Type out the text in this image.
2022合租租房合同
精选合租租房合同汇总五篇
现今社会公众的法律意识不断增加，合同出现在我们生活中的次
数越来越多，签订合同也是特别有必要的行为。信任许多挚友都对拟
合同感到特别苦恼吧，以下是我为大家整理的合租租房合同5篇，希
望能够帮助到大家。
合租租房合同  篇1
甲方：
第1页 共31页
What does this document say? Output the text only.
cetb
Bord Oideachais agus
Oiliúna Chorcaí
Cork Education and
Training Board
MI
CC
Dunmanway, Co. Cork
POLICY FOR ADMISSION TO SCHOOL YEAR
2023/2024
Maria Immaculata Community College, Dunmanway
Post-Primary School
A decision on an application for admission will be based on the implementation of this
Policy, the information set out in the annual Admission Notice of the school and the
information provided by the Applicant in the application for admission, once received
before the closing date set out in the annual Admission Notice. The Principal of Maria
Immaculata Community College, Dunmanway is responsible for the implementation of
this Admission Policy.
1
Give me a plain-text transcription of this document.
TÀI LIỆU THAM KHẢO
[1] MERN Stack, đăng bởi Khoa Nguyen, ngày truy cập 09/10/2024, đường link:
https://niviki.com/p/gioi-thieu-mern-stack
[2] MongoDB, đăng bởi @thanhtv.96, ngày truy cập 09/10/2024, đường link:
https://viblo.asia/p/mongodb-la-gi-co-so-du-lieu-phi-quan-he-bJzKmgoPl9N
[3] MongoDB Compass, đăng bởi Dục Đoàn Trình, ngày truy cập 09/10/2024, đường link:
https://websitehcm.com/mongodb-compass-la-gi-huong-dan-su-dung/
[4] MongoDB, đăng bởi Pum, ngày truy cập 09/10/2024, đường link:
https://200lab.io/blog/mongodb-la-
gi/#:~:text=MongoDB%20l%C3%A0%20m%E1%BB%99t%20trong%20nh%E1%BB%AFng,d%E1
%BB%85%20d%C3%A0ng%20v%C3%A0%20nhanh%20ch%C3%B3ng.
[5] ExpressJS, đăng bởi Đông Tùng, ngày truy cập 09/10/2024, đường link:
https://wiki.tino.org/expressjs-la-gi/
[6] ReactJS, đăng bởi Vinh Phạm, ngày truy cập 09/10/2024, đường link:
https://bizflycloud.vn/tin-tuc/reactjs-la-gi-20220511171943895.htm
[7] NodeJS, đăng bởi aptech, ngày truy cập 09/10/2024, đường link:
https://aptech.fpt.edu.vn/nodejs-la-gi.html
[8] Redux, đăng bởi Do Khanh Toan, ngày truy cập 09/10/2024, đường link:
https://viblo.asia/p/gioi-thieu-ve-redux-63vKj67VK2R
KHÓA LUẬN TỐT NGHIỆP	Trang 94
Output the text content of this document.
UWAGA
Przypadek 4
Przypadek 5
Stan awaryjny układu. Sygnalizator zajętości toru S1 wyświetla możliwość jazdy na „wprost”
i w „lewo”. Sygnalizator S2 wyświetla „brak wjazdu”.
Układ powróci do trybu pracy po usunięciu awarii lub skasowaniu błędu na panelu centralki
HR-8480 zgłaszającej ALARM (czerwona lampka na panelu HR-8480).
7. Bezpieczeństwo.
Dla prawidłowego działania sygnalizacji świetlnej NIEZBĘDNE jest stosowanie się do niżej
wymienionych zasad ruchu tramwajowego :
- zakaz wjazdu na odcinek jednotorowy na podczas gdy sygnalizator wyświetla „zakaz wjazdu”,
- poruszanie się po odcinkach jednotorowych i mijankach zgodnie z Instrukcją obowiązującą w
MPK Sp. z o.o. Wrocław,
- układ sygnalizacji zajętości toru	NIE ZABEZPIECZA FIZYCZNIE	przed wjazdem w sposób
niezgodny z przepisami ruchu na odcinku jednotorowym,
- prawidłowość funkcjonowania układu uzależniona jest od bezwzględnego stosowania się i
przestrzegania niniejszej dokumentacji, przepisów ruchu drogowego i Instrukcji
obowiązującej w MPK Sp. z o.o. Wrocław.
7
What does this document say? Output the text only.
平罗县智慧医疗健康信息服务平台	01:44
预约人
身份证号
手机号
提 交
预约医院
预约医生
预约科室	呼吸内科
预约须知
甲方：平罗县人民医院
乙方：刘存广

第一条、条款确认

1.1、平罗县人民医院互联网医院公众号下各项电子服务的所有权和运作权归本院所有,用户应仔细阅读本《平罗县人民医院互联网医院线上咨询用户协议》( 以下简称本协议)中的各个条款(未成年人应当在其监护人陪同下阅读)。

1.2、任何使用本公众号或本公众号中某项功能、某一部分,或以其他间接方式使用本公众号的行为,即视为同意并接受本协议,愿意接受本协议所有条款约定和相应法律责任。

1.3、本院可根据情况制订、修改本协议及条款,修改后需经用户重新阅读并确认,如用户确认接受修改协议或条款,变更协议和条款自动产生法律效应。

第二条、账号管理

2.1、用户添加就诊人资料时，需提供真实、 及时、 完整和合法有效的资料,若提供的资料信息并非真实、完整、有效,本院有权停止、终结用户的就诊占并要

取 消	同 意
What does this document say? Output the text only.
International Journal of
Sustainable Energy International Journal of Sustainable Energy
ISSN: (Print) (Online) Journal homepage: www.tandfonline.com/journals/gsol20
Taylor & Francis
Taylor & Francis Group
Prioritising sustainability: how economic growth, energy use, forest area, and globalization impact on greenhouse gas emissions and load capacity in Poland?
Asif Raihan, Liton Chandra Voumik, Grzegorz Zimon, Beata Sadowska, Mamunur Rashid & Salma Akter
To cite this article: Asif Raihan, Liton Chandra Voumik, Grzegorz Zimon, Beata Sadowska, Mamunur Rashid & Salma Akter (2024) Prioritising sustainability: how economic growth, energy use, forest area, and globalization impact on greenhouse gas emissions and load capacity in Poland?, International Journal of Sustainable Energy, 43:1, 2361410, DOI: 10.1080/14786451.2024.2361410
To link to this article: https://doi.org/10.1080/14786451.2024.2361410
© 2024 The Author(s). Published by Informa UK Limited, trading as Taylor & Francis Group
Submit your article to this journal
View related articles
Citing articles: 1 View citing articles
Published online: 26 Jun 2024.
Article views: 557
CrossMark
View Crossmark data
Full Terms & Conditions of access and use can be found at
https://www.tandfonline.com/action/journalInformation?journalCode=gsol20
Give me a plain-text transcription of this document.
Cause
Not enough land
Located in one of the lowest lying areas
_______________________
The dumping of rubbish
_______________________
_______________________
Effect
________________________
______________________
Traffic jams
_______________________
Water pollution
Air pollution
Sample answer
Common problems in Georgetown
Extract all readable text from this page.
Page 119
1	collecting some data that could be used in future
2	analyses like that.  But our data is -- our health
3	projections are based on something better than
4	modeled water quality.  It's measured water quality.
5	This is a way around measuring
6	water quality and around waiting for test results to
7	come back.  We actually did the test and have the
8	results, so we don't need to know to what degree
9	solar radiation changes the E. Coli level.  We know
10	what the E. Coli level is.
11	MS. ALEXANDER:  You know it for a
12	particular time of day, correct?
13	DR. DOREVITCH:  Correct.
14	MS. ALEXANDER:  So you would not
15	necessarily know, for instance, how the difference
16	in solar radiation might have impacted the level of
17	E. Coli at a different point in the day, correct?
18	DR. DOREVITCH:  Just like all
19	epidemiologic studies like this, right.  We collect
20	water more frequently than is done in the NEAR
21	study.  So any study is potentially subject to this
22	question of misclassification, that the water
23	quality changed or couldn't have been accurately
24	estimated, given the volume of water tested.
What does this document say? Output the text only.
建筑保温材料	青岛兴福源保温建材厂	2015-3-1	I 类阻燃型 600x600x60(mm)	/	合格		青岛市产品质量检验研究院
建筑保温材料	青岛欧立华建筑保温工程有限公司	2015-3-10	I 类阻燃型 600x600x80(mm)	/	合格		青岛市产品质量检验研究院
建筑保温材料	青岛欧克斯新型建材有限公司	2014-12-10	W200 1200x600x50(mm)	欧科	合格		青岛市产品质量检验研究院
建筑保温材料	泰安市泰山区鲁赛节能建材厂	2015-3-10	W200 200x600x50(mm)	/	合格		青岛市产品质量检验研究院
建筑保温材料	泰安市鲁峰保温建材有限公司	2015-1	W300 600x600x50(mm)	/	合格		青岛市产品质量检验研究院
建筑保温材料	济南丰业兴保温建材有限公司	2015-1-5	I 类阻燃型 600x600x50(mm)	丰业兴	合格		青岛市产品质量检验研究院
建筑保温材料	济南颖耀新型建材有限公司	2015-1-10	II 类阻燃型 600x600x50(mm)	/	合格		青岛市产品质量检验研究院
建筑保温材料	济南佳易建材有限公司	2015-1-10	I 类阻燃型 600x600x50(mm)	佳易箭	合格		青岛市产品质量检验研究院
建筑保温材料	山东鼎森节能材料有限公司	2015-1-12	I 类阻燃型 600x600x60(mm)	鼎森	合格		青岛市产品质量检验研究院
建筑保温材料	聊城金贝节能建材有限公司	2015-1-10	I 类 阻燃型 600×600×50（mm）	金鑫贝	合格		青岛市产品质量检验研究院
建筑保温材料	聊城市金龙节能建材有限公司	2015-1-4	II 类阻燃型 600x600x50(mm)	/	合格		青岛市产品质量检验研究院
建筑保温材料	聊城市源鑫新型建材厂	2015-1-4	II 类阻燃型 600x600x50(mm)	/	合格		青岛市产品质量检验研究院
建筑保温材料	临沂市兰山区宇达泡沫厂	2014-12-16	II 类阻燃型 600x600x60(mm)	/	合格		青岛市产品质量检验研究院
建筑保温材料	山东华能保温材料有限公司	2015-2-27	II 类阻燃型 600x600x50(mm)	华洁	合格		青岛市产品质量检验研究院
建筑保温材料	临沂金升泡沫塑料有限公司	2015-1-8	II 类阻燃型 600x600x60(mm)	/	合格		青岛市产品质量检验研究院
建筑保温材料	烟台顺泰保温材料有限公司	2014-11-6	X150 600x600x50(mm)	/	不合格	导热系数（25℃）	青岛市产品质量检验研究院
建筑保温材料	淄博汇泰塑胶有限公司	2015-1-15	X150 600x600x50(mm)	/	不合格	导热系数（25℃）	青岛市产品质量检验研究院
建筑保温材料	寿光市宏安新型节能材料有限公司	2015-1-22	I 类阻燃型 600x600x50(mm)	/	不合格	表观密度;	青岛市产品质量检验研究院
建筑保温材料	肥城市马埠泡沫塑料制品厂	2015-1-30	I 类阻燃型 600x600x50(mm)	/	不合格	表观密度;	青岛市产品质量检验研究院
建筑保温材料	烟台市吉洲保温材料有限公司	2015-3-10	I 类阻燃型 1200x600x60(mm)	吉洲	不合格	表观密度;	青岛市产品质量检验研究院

__STATED TASK__.
Point out every line holding the string "jest" and copy it.

__COMPLETED TASK__.
Dla prawidłowego działania sygnalizacji świetlnej NIEZBĘDNE jest stosowanie się do niżej
- prawidłowość funkcjonowania układu uzależniona jest od bezwzględnego stosowania się i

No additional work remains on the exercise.